Work instructions: All entries below need to be written out exactly, but without their pictures.

Extracted data entries
** START **
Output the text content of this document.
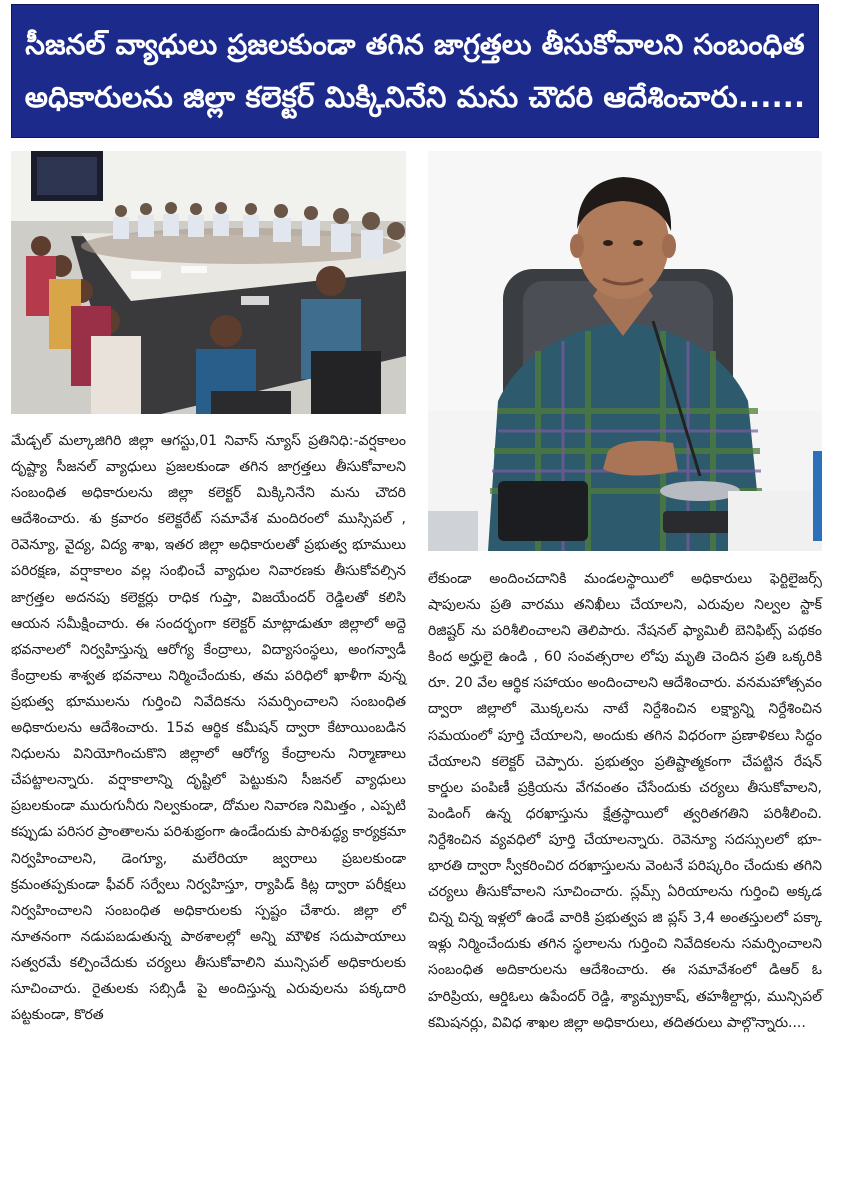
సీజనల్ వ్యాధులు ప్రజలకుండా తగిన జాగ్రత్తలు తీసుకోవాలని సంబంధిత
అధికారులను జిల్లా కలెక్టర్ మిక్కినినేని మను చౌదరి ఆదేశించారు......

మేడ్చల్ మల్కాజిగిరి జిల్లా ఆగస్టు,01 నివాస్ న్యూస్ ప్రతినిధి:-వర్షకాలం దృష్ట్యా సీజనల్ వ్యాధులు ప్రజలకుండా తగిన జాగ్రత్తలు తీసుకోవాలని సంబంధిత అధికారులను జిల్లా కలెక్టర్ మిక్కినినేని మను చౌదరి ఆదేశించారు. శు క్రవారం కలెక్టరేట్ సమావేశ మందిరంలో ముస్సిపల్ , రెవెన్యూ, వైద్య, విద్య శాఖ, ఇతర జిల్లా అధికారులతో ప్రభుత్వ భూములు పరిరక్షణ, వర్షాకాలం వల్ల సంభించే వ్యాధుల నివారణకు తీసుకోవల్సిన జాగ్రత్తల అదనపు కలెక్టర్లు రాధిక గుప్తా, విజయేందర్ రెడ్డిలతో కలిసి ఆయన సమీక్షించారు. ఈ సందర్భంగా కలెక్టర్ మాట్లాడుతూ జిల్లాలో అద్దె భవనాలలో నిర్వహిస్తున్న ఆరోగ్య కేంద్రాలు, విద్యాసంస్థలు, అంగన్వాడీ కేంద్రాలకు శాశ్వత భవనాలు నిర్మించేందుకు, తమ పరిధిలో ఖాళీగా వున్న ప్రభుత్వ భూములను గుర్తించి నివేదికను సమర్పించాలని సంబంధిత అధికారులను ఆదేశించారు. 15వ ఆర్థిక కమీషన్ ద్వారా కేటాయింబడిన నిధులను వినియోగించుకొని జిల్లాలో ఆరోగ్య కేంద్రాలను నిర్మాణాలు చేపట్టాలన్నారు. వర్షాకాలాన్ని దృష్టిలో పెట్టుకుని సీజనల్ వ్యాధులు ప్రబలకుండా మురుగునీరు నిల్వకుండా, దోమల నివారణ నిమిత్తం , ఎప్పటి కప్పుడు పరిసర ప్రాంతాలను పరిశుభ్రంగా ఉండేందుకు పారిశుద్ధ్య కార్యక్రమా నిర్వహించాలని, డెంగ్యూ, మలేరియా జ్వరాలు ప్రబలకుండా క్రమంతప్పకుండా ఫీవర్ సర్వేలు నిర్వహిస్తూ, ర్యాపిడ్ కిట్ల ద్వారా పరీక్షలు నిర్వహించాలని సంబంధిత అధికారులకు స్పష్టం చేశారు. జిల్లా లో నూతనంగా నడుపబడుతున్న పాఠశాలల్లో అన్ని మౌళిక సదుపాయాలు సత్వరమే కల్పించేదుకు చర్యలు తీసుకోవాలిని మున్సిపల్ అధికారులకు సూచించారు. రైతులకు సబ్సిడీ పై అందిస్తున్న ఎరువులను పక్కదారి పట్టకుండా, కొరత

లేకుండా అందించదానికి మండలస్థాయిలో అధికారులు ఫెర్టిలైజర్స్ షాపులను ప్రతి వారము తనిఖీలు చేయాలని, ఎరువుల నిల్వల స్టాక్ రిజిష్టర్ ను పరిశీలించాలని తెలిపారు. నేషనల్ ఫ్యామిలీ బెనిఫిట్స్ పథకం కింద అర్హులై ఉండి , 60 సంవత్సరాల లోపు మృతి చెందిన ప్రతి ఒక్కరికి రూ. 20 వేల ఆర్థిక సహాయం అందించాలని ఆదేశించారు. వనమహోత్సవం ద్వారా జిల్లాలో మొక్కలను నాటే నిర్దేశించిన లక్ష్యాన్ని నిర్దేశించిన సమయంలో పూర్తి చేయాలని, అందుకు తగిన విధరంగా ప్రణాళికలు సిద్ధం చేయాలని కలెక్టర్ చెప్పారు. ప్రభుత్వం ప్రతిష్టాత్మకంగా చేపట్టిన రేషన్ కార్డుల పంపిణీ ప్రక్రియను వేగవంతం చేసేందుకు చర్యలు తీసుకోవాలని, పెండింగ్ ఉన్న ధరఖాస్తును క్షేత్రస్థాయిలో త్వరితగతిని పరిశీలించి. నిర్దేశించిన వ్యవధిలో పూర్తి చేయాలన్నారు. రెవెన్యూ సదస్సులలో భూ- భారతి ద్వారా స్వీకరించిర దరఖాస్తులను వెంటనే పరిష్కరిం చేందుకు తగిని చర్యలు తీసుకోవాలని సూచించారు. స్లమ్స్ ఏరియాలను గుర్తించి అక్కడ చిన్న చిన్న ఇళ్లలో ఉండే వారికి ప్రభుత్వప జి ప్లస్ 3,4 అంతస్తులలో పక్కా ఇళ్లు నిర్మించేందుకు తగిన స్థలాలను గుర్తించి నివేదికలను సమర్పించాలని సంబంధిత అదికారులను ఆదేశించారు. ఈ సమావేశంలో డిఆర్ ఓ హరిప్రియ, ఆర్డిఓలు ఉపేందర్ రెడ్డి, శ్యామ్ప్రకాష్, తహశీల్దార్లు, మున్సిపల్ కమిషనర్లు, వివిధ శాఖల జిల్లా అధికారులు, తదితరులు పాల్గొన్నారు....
** END **
Output of the exercise:
Output the text content of this document.
సీజనల్ వ్యాధులు ప్రజలకుండా తగిన జాగ్రత్తలు తీసుకోవాలని సంబంధిత
అధికారులను జిల్లా కలెక్టర్ మిక్కినినేని మను చౌదరి ఆదేశించారు......

మేడ్చల్ మల్కాజిగిరి జిల్లా ఆగస్టు,01 నివాస్ న్యూస్ ప్రతినిధి:-వర్షకాలం దృష్ట్యా సీజనల్ వ్యాధులు ప్రజలకుండా తగిన జాగ్రత్తలు తీసుకోవాలని సంబంధిత అధికారులను జిల్లా కలెక్టర్ మిక్కినినేని మను చౌదరి ఆదేశించారు. శు క్రవారం కలెక్టరేట్ సమావేశ మందిరంలో ముస్సిపల్ , రెవెన్యూ, వైద్య, విద్య శాఖ, ఇతర జిల్లా అధికారులతో ప్రభుత్వ భూములు పరిరక్షణ, వర్షాకాలం వల్ల సంభించే వ్యాధుల నివారణకు తీసుకోవల్సిన జాగ్రత్తల అదనపు కలెక్టర్లు రాధిక గుప్తా, విజయేందర్ రెడ్డిలతో కలిసి ఆయన సమీక్షించారు. ఈ సందర్భంగా కలెక్టర్ మాట్లాడుతూ జిల్లాలో అద్దె భవనాలలో నిర్వహిస్తున్న ఆరోగ్య కేంద్రాలు, విద్యాసంస్థలు, అంగన్వాడీ కేంద్రాలకు శాశ్వత భవనాలు నిర్మించేందుకు, తమ పరిధిలో ఖాళీగా వున్న ప్రభుత్వ భూములను గుర్తించి నివేదికను సమర్పించాలని సంబంధిత అధికారులను ఆదేశించారు. 15వ ఆర్థిక కమీషన్ ద్వారా కేటాయింబడిన నిధులను వినియోగించుకొని జిల్లాలో ఆరోగ్య కేంద్రాలను నిర్మాణాలు చేపట్టాలన్నారు. వర్షాకాలాన్ని దృష్టిలో పెట్టుకుని సీజనల్ వ్యాధులు ప్రబలకుండా మురుగునీరు నిల్వకుండా, దోమల నివారణ నిమిత్తం , ఎప్పటి కప్పుడు పరిసర ప్రాంతాలను పరిశుభ్రంగా ఉండేందుకు పారిశుద్ధ్య కార్యక్రమా నిర్వహించాలని, డెంగ్యూ, మలేరియా జ్వరాలు ప్రబలకుండా క్రమంతప్పకుండా ఫీవర్ సర్వేలు నిర్వహిస్తూ, ర్యాపిడ్ కిట్ల ద్వారా పరీక్షలు నిర్వహించాలని సంబంధిత అధికారులకు స్పష్టం చేశారు. జిల్లా లో నూతనంగా నడుపబడుతున్న పాఠశాలల్లో అన్ని మౌళిక సదుపాయాలు సత్వరమే కల్పించేదుకు చర్యలు తీసుకోవాలిని మున్సిపల్ అధికారులకు సూచించారు. రైతులకు సబ్సిడీ పై అందిస్తున్న ఎరువులను పక్కదారి పట్టకుండా, కొరత

లేకుండా అందించదానికి మండలస్థాయిలో అధికారులు ఫెర్టిలైజర్స్ షాపులను ప్రతి వారము తనిఖీలు చేయాలని, ఎరువుల నిల్వల స్టాక్ రిజిష్టర్ ను పరిశీలించాలని తెలిపారు. నేషనల్ ఫ్యామిలీ బెనిఫిట్స్ పథకం కింద అర్హులై ఉండి , 60 సంవత్సరాల లోపు మృతి చెందిన ప్రతి ఒక్కరికి రూ. 20 వేల ఆర్థిక సహాయం అందించాలని ఆదేశించారు. వనమహోత్సవం ద్వారా జిల్లాలో మొక్కలను నాటే నిర్దేశించిన లక్ష్యాన్ని నిర్దేశించిన సమయంలో పూర్తి చేయాలని, అందుకు తగిన విధరంగా ప్రణాళికలు సిద్ధం చేయాలని కలెక్టర్ చెప్పారు. ప్రభుత్వం ప్రతిష్టాత్మకంగా చేపట్టిన రేషన్ కార్డుల పంపిణీ ప్రక్రియను వేగవంతం చేసేందుకు చర్యలు తీసుకోవాలని, పెండింగ్ ఉన్న ధరఖాస్తును క్షేత్రస్థాయిలో త్వరితగతిని పరిశీలించి. నిర్దేశించిన వ్యవధిలో పూర్తి చేయాలన్నారు. రెవెన్యూ సదస్సులలో భూ- భారతి ద్వారా స్వీకరించిర దరఖాస్తులను వెంటనే పరిష్కరిం చేందుకు తగిని చర్యలు తీసుకోవాలని సూచించారు. స్లమ్స్ ఏరియాలను గుర్తించి అక్కడ చిన్న చిన్న ఇళ్లలో ఉండే వారికి ప్రభుత్వప జి ప్లస్ 3,4 అంతస్తులలో పక్కా ఇళ్లు నిర్మించేందుకు తగిన స్థలాలను గుర్తించి నివేదికలను సమర్పించాలని సంబంధిత అదికారులను ఆదేశించారు. ఈ సమావేశంలో డిఆర్ ఓ హరిప్రియ, ఆర్డిఓలు ఉపేందర్ రెడ్డి, శ్యామ్ప్రకాష్, తహశీల్దార్లు, మున్సిపల్ కమిషనర్లు, వివిధ శాఖల జిల్లా అధికారులు, తదితరులు పాల్గొన్నారు....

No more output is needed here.